=== Problem A ===
In the blood-flow sensor excerpt, rewrite the passage between "At measurement frequencies" and "blood vessel 33.", inclusive, with "frequencies" replaced by "frequency bands".
=== Problem B ===
Answer these questions from the blood-flow sensor excerpt:
(i) Above what measurement frequency is the impedance measured inside the vessel affected by the change in orientation?
(ii) In the device of FIGS. 4a) and 4b), what is given as an example of the stretch sensor?
(iii) In the device of FIG. 5, inside what does the spring-loaded coiled end 61 coil and uncoil?
=== Problem C ===
Continue the blood-flow sensor excerpt from its final sentence.
Exercise text section start
At measurement frequencies over 4 kHz the impedance measured inside
the vessel is affected by this change in orientation and decreases
as the flow velocity increase. If measurements are taken on a blood
vessel at two different frequencies with different electrodes it is
possible to obtain metrics related to both the blood velocity and
the surface area of the blood flow. These can be combined to obtain
the blood volume per unit time.
[0026] FIG. 3 shows schematically an embodiment of an ultrasound
sensing device 31 for measuring the flow rate in a blood vessel 33.
This sensing device includes an ultrasound transmitter 35 attached
to the wall 37 of blood vessel 33 (for example by a cuff--not
shown) and an ultrasound receiver 39 attached to the wall of the
blood vessel opposite transmitter 35 and either upstream or down
stream of it. Ultrasound transmitter 35 is controlled by a control
device 41 to emit a pulse or pulses of ultrasound at predetermined
intervals and the arrival time of these pulses at receiver 39 is
registered by control device 41. Due to the Doppler Effect the time
between an ultrasound pulse being transmitted from the transmitter
35 and its receipt at receiver 39 varies as the speed of the flow
in blood vessel varies. Control device 41 can produce an output
signal S which reflects the variations in the time between pulses
being transmitted and received. Alternatively data relating to the
transmitting of pulses from transmitter 35 and data relating to
their arrival time at receiver 39 can be transmitted directly to a
stimulating device which analyses this data to determine if feeding
has commenced.
[0027] FIGS. 4a) and 4b) show schematically an embodiment of a
sensing device 43 for measuring the diameter of a blood vessel in
accordance with the present invention. This device comprises a
flexible cuff 45 which is placed around a blood vessel 47. Cuff 45
is flexible enough to follow movement of the wall 48 of the blood
vessel 47 without restricting flow through the blood vessel, while
at the same time staying in contact with the blood vessel. Cuff 45
is provided with a stretch sensor, for example a strain gauge, 50
which in positioned in the centre of the cuff. This stretch sensor
50 produces an output signal S which varies as the ends 51, 53 move
closer and further apart due to changes in the diameter of the
blood vessel. As increases in the diameter of a blood vessel can be
assumed to reflect increases in the flow inside the vessel, data
relating to the diameter of the blood vessel can be analyzed to
determine if eating has commenced.
[0028] FIG. 5 shows schematically a further embodiment of a sensing
device 55 for measuring the diameter of a blood vessel in
accordance with the present invention. Sensing device 55 comprises
a cuff 57 which surrounds a blood vessel 58. Cuff 57 has a
spring-loaded coiled end 61 which can coil and uncoil inside a
housing 59 attached to the other end 63 of cuff 57. End 61 coils
and uncoils to follow the diameter of the blood vessel. A sensor 65
inside housing 59 detects how much coiled end 61 moves and produces
an output signal S which relates to the circumference of the blood
vessel.
Exercise text section end
Study material section start
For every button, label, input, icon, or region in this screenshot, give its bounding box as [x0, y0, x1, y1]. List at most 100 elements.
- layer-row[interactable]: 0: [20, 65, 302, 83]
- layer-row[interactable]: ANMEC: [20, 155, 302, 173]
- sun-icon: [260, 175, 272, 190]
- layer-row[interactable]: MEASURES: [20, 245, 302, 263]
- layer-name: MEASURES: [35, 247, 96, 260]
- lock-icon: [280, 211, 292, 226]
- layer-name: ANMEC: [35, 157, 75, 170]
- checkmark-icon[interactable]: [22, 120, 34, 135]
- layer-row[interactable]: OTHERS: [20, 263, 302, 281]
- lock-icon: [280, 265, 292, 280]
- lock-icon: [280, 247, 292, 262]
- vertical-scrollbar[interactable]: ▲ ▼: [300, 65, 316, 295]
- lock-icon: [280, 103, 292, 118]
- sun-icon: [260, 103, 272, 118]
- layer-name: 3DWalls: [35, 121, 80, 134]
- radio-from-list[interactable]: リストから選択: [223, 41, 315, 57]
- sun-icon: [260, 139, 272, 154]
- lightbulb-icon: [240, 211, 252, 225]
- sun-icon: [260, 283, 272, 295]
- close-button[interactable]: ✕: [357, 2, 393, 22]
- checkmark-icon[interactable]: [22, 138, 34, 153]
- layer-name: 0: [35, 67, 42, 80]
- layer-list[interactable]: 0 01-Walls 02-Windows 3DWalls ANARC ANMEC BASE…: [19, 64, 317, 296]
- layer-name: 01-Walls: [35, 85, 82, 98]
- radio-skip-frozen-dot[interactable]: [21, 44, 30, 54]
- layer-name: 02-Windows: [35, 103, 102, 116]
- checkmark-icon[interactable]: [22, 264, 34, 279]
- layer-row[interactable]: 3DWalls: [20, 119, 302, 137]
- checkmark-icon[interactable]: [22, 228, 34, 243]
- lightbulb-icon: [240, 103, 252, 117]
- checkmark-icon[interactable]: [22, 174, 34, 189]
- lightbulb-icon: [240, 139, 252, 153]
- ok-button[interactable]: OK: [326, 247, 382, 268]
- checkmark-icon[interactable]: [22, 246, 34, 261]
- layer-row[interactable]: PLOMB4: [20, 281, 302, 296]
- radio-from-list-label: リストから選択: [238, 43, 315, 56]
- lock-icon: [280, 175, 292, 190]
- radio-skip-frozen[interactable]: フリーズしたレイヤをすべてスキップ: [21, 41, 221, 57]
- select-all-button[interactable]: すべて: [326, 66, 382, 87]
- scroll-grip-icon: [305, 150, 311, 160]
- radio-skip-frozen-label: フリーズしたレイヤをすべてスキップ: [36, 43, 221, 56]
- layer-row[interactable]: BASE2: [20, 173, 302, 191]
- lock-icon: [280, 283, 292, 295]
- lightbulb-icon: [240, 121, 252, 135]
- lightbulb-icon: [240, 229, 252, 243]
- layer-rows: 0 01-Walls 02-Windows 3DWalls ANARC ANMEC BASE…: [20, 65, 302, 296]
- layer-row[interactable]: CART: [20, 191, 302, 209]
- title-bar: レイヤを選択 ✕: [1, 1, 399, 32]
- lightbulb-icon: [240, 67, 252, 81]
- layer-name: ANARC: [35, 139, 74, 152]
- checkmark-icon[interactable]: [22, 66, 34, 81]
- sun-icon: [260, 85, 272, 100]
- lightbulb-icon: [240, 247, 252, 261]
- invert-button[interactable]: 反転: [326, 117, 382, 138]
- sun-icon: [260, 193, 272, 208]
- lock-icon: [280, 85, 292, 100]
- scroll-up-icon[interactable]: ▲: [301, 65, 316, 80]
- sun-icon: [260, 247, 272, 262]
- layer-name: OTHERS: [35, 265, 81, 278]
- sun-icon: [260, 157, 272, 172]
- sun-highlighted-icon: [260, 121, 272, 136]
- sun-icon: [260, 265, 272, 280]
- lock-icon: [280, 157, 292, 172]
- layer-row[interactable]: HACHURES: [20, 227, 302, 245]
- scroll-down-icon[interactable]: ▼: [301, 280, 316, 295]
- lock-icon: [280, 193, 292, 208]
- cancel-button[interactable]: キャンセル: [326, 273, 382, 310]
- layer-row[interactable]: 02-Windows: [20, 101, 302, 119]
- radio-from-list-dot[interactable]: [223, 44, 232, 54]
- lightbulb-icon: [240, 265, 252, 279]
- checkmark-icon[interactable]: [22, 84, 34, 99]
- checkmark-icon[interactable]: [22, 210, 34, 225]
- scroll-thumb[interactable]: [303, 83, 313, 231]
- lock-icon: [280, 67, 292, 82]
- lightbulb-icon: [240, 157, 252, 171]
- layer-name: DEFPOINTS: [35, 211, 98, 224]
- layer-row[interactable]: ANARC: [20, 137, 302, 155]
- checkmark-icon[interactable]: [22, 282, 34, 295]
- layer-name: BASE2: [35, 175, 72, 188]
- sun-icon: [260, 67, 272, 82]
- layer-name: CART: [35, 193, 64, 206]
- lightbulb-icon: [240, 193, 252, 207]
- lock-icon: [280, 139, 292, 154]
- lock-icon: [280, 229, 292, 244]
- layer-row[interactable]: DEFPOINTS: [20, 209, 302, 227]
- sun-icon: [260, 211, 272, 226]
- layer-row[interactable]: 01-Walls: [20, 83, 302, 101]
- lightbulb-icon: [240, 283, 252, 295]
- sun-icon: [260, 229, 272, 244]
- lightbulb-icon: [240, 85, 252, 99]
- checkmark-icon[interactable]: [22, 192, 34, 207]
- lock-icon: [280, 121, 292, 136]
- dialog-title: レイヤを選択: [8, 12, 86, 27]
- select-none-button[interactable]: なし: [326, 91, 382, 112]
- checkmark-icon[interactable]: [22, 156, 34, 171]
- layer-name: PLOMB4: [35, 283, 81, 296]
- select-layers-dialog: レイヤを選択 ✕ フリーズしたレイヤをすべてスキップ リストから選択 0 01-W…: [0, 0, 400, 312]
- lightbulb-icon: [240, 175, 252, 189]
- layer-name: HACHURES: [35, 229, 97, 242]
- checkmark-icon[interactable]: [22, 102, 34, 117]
Study material section end
=== Answer space A ===
At measurement frequency bands over 4 kHz the impedance measured inside
the vessel is affected by this change in orientation and decreases
as the flow velocity increase. If measurements are taken on a blood
vessel at two different frequency bands with different electrodes it is
possible to obtain metrics related to both the blood velocity and
the surface area of the blood flow. These can be combined to obtain
the blood volume per unit time.
[0026] FIG. 3 shows schematically an embodiment of an ultrasound
sensing device 31 for measuring the flow rate in a blood vessel 33.

=== Answer space B ===
(i) 4 kHz
(ii) A strain gauge
(iii) Housing 59

=== Answer space C ===
[0029] FIG. 6 shows schematically an embodiment of an
electromagnetic induction sensing device 67 for measuring the flow
rate in a blood vessel 69 of a patient. A pair of electrodes 71, 73
are placed on opposite sides of the blood vessel and connected to a
voltage measuring device 75. The blood vessel is subjected to a
magnetic field B (represented by "x" in FIG. 6) of the order of 1
mT which acts perpendicular to the direction of blood flow. As
blood flows between the electrodes 71, 73 it causes a voltage to be
generated which is proportional to the average blood velocity in
the blood vessel between the electrodes perpendicular to the
magnetic field, the magnetic field and the distance between the
electrodes. The voltage measuring device can produce an output
signal S which can be used to determine the velocity of the blood
in the blood vessel. The blood vessel diameter can be estimated
using any suitable method and the total blood flow volume
calculated.
[0030] FIG. 7 shows schematically an embodiment of a calorimetric
sensing device 81 for measuring flow velocity in a blood vessel 83
of a subject. A first temperature sensor 85 is mounted closely
upstream of a second temperature sensor 87 in said blood vessel 83.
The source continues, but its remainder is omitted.